— begin DATA FOR THE TASK —
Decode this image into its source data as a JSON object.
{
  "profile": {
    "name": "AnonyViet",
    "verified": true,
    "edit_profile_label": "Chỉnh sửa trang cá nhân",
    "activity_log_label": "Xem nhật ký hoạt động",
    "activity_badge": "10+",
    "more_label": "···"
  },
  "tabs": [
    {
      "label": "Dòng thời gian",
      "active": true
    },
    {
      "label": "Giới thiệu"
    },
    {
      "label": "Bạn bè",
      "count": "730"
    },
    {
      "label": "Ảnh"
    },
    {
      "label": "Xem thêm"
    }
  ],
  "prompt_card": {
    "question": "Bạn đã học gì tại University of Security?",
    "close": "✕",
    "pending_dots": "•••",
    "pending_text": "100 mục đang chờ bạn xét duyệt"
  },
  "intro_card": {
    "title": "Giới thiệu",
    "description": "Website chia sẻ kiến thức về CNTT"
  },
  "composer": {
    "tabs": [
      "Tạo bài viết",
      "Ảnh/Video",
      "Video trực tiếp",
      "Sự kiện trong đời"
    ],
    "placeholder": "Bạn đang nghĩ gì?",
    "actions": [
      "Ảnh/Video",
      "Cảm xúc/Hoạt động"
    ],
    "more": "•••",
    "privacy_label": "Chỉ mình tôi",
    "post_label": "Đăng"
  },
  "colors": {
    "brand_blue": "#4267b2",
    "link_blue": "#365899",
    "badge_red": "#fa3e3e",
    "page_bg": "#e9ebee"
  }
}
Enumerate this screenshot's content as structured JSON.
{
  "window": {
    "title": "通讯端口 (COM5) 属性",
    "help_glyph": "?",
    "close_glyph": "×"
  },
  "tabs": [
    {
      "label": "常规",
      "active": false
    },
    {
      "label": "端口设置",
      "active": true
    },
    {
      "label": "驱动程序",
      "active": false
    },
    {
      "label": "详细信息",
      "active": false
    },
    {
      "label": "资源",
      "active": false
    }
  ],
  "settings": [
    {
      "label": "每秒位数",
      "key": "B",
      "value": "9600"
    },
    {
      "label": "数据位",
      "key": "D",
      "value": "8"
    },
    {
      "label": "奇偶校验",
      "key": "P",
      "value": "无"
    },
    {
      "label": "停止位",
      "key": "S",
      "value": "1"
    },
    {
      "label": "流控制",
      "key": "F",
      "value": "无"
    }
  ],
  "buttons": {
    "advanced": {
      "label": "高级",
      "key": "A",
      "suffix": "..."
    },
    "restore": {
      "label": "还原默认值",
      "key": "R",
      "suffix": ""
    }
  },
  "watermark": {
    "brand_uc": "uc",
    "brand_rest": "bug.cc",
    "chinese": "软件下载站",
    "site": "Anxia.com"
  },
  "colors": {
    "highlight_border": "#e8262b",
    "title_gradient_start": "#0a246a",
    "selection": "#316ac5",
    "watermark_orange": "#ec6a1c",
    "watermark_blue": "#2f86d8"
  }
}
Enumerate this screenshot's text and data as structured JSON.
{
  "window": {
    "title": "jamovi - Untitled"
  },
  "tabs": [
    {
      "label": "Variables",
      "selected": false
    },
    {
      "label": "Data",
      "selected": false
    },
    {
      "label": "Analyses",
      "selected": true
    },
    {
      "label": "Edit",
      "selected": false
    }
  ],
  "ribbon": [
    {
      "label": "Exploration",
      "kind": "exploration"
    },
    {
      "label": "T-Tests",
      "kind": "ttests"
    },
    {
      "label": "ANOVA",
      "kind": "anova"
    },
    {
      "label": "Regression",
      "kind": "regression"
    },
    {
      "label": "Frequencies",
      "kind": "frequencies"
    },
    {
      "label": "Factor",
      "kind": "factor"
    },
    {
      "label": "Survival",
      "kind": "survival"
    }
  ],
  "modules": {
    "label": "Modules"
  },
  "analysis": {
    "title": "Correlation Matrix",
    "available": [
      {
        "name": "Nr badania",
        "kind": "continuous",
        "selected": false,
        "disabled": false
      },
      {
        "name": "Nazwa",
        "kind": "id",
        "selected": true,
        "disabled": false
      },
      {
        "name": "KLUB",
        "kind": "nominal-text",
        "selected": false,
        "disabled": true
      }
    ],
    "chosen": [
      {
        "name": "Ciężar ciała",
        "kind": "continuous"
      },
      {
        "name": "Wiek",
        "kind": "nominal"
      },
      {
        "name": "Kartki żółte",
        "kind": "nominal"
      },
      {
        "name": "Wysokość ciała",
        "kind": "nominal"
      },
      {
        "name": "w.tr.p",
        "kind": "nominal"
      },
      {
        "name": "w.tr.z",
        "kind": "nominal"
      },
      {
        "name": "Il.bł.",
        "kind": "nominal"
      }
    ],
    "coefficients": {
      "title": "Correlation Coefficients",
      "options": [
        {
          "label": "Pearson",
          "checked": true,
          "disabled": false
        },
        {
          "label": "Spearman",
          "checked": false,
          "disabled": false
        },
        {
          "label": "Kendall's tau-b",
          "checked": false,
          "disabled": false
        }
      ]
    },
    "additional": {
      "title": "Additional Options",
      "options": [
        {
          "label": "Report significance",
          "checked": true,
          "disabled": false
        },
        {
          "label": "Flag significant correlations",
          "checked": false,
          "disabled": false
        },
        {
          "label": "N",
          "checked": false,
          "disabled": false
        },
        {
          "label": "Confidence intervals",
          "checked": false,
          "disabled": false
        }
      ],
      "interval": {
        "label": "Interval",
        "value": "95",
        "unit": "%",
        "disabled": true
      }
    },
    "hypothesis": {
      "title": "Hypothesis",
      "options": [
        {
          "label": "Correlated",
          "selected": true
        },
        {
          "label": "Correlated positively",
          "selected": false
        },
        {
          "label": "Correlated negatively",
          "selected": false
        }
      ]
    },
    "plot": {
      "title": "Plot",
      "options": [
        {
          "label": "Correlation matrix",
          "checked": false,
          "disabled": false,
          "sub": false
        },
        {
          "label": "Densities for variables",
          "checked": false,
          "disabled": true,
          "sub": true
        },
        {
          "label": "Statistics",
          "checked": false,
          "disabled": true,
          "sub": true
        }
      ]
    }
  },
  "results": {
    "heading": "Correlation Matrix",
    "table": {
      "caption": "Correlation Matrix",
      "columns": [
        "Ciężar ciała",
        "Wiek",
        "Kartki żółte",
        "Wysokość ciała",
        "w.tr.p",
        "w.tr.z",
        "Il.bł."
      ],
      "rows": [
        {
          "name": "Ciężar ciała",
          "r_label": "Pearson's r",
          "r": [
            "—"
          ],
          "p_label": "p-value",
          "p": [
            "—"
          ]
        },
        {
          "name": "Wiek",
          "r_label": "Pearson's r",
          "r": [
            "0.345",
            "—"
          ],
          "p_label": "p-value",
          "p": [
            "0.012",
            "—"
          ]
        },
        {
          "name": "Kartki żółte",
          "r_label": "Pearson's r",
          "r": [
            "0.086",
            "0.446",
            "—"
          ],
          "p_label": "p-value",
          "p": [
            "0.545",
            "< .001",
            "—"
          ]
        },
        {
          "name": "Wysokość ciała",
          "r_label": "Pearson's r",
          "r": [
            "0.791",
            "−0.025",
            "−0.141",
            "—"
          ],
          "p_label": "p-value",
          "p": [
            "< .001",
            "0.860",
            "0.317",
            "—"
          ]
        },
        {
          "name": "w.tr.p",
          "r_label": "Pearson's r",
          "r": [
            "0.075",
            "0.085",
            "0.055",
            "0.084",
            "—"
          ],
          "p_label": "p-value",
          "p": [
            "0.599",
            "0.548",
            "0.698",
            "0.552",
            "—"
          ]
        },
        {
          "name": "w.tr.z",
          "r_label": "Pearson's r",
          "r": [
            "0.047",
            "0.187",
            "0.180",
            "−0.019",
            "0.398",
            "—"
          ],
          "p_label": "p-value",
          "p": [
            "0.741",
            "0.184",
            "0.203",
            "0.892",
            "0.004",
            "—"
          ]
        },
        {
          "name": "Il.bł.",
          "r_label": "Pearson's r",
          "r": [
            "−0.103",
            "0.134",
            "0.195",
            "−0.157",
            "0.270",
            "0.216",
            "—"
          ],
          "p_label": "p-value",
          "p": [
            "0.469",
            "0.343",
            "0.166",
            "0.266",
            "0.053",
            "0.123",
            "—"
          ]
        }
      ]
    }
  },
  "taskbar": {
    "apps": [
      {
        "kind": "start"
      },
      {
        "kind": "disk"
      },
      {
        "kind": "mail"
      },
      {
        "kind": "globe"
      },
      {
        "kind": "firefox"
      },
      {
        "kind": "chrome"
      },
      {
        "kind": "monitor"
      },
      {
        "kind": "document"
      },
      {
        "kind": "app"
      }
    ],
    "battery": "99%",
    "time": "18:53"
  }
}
— end DATA FOR THE TASK —
◆ **INSTRUCTIONS FOR THE TASK**
Go through the data and gather every line that holds "Correlated".

◆ **EXPECTED ANSWER**
          "label": "Correlated",
          "label": "Correlated positively",
          "label": "Correlated negatively",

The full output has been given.